[Goal]
Only the lines from the one bearing "Transcribe this image's" to the final line should be transcribed, exactly and with both ends included. Pictures are to be left out.

Data items:

===

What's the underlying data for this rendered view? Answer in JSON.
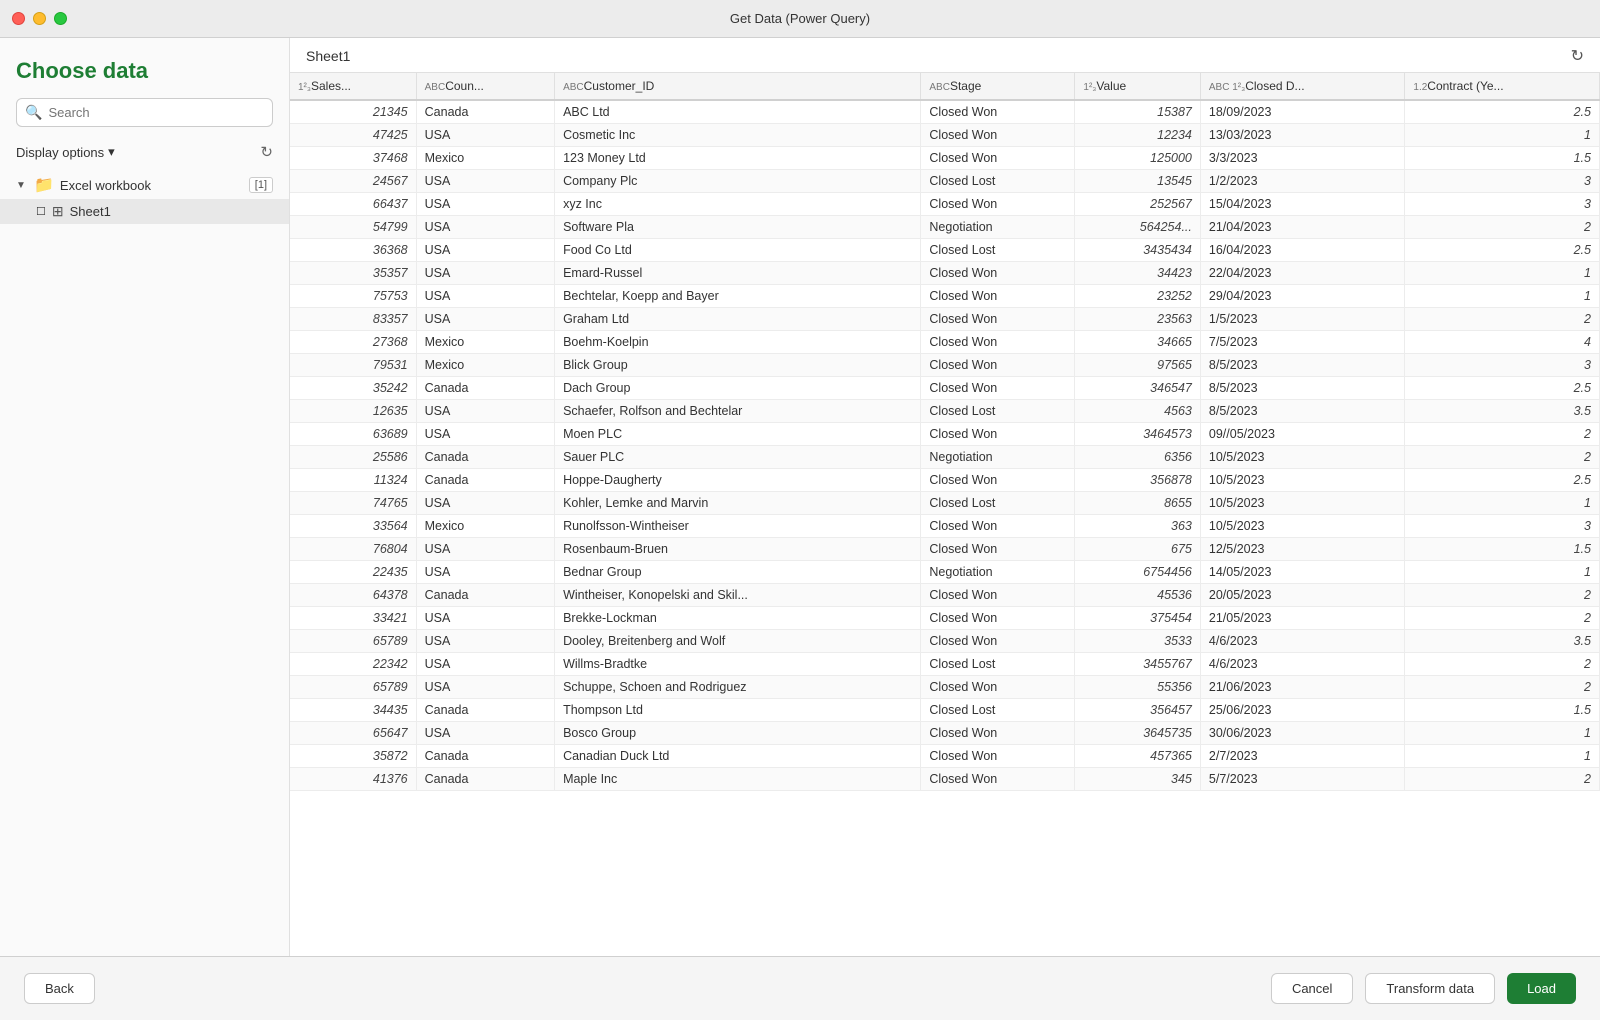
{
  "window": {
    "title": "Get Data (Power Query)"
  },
  "sidebar": {
    "choose_data_label": "Choose data",
    "search_placeholder": "Search",
    "display_options_label": "Display options",
    "tree": {
      "workbook_label": "Excel workbook",
      "workbook_badge": "[1]",
      "sheet_label": "Sheet1"
    }
  },
  "content": {
    "sheet_name": "Sheet1",
    "columns": [
      {
        "type": "1²₃",
        "name": "Sales..."
      },
      {
        "type": "ABC",
        "name": "Coun..."
      },
      {
        "type": "ABC",
        "name": "Customer_ID"
      },
      {
        "type": "ABC",
        "name": "Stage"
      },
      {
        "type": "1²₃",
        "name": "Value"
      },
      {
        "type": "ABC 1²₃",
        "name": "Closed D..."
      },
      {
        "type": "1.2",
        "name": "Contract (Ye..."
      }
    ],
    "rows": [
      [
        "21345",
        "Canada",
        "ABC Ltd",
        "Closed Won",
        "15387",
        "18/09/2023",
        "2.5"
      ],
      [
        "47425",
        "USA",
        "Cosmetic Inc",
        "Closed Won",
        "12234",
        "13/03/2023",
        "1"
      ],
      [
        "37468",
        "Mexico",
        "123 Money Ltd",
        "Closed Won",
        "125000",
        "3/3/2023",
        "1.5"
      ],
      [
        "24567",
        "USA",
        "Company Plc",
        "Closed Lost",
        "13545",
        "1/2/2023",
        "3"
      ],
      [
        "66437",
        "USA",
        "xyz Inc",
        "Closed Won",
        "252567",
        "15/04/2023",
        "3"
      ],
      [
        "54799",
        "USA",
        "Software Pla",
        "Negotiation",
        "564254...",
        "21/04/2023",
        "2"
      ],
      [
        "36368",
        "USA",
        "Food Co Ltd",
        "Closed Lost",
        "3435434",
        "16/04/2023",
        "2.5"
      ],
      [
        "35357",
        "USA",
        "Emard-Russel",
        "Closed Won",
        "34423",
        "22/04/2023",
        "1"
      ],
      [
        "75753",
        "USA",
        "Bechtelar, Koepp and Bayer",
        "Closed Won",
        "23252",
        "29/04/2023",
        "1"
      ],
      [
        "83357",
        "USA",
        "Graham Ltd",
        "Closed Won",
        "23563",
        "1/5/2023",
        "2"
      ],
      [
        "27368",
        "Mexico",
        "Boehm-Koelpin",
        "Closed Won",
        "34665",
        "7/5/2023",
        "4"
      ],
      [
        "79531",
        "Mexico",
        "Blick Group",
        "Closed Won",
        "97565",
        "8/5/2023",
        "3"
      ],
      [
        "35242",
        "Canada",
        "Dach Group",
        "Closed Won",
        "346547",
        "8/5/2023",
        "2.5"
      ],
      [
        "12635",
        "USA",
        "Schaefer, Rolfson and Bechtelar",
        "Closed Lost",
        "4563",
        "8/5/2023",
        "3.5"
      ],
      [
        "63689",
        "USA",
        "Moen PLC",
        "Closed Won",
        "3464573",
        "09//05/2023",
        "2"
      ],
      [
        "25586",
        "Canada",
        "Sauer PLC",
        "Negotiation",
        "6356",
        "10/5/2023",
        "2"
      ],
      [
        "11324",
        "Canada",
        "Hoppe-Daugherty",
        "Closed Won",
        "356878",
        "10/5/2023",
        "2.5"
      ],
      [
        "74765",
        "USA",
        "Kohler, Lemke and Marvin",
        "Closed Lost",
        "8655",
        "10/5/2023",
        "1"
      ],
      [
        "33564",
        "Mexico",
        "Runolfsson-Wintheiser",
        "Closed Won",
        "363",
        "10/5/2023",
        "3"
      ],
      [
        "76804",
        "USA",
        "Rosenbaum-Bruen",
        "Closed Won",
        "675",
        "12/5/2023",
        "1.5"
      ],
      [
        "22435",
        "USA",
        "Bednar Group",
        "Negotiation",
        "6754456",
        "14/05/2023",
        "1"
      ],
      [
        "64378",
        "Canada",
        "Wintheiser, Konopelski and Skil...",
        "Closed Won",
        "45536",
        "20/05/2023",
        "2"
      ],
      [
        "33421",
        "USA",
        "Brekke-Lockman",
        "Closed Won",
        "375454",
        "21/05/2023",
        "2"
      ],
      [
        "65789",
        "USA",
        "Dooley, Breitenberg and Wolf",
        "Closed Won",
        "3533",
        "4/6/2023",
        "3.5"
      ],
      [
        "22342",
        "USA",
        "Willms-Bradtke",
        "Closed Lost",
        "3455767",
        "4/6/2023",
        "2"
      ],
      [
        "65789",
        "USA",
        "Schuppe, Schoen and Rodriguez",
        "Closed Won",
        "55356",
        "21/06/2023",
        "2"
      ],
      [
        "34435",
        "Canada",
        "Thompson Ltd",
        "Closed Lost",
        "356457",
        "25/06/2023",
        "1.5"
      ],
      [
        "65647",
        "USA",
        "Bosco Group",
        "Closed Won",
        "3645735",
        "30/06/2023",
        "1"
      ],
      [
        "35872",
        "Canada",
        "Canadian Duck Ltd",
        "Closed Won",
        "457365",
        "2/7/2023",
        "1"
      ],
      [
        "41376",
        "Canada",
        "Maple Inc",
        "Closed Won",
        "345",
        "5/7/2023",
        "2"
      ]
    ]
  },
  "footer": {
    "back_label": "Back",
    "cancel_label": "Cancel",
    "transform_data_label": "Transform data",
    "load_label": "Load"
  }
}
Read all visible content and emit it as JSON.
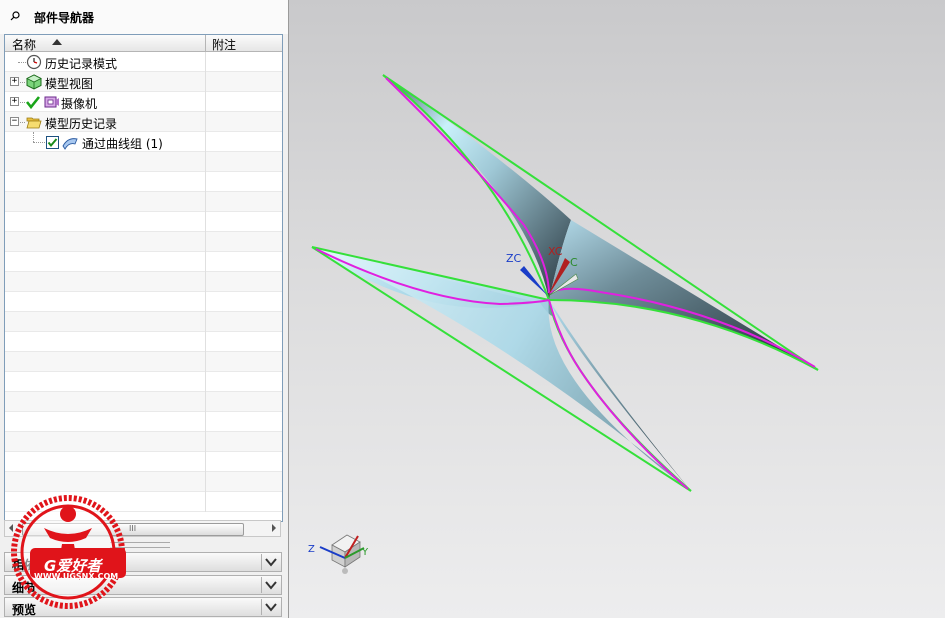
{
  "navigator": {
    "title": "部件导航器",
    "columns": {
      "name": "名称",
      "note": "附注"
    },
    "items": [
      {
        "label": "历史记录模式",
        "icon": "clock-icon"
      },
      {
        "label": "模型视图",
        "icon": "model-view-icon"
      },
      {
        "label": "摄像机",
        "icon": "camera-icon"
      },
      {
        "label": "模型历史记录",
        "icon": "folder-open-icon"
      },
      {
        "label": "通过曲线组 (1)",
        "icon": "through-curves-icon",
        "checked": true
      }
    ],
    "scroll_grip": "III"
  },
  "sections": [
    {
      "label": "相依性"
    },
    {
      "label": "细节"
    },
    {
      "label": "预览"
    }
  ],
  "watermark": {
    "text": "G爱好者",
    "url": "WWW.UGSNX.COM"
  },
  "viewport": {
    "datum_labels": {
      "zc": "ZC",
      "xc": "XC",
      "yc": "C"
    },
    "triad_labels": {
      "z": "Z",
      "y": "Y"
    },
    "colors": {
      "edge": "#35e03a",
      "curve": "#e020e0",
      "surface_light": "#c8f0fa",
      "surface_dark": "#2e3e48"
    }
  }
}
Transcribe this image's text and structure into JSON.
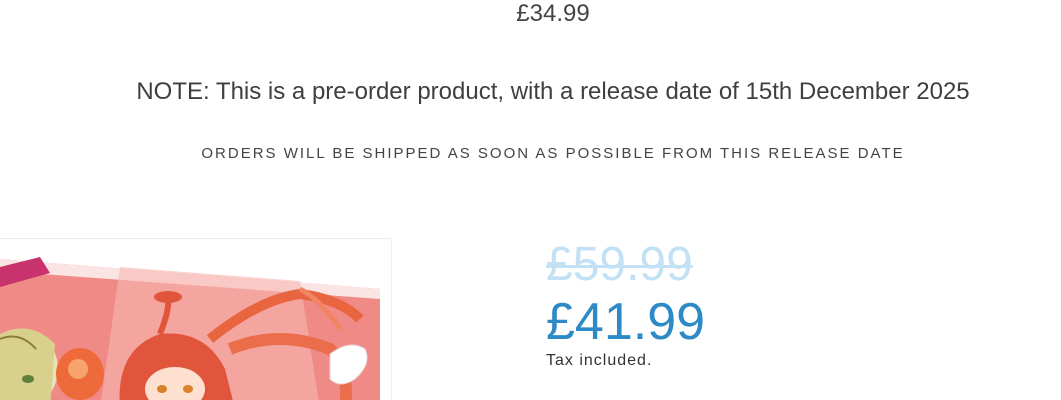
{
  "product": {
    "top_price": "£34.99",
    "preorder_note": "NOTE: This is a pre-order product, with a release date of 15th December 2025",
    "shipping_note": "ORDERS WILL BE SHIPPED AS SOON AS POSSIBLE FROM THIS RELEASE DATE",
    "compare_price": "£59.99",
    "sale_price": "£41.99",
    "tax_note": "Tax included."
  },
  "colors": {
    "sale_price": "#2c8bc7",
    "compare_price": "#c3e1f4"
  }
}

===

[Final answer]
Transcribe this image's text and structure into JSON.
{
  "product": {
    "top_price": "£34.99",
    "preorder_note": "NOTE: This is a pre-order product, with a release date of 15th December 2025",
    "shipping_note": "ORDERS WILL BE SHIPPED AS SOON AS POSSIBLE FROM THIS RELEASE DATE",
    "compare_price": "£59.99",
    "sale_price": "£41.99",
    "tax_note": "Tax included."
  },
  "colors": {
    "sale_price": "#2c8bc7",
    "compare_price": "#c3e1f4"
  }
}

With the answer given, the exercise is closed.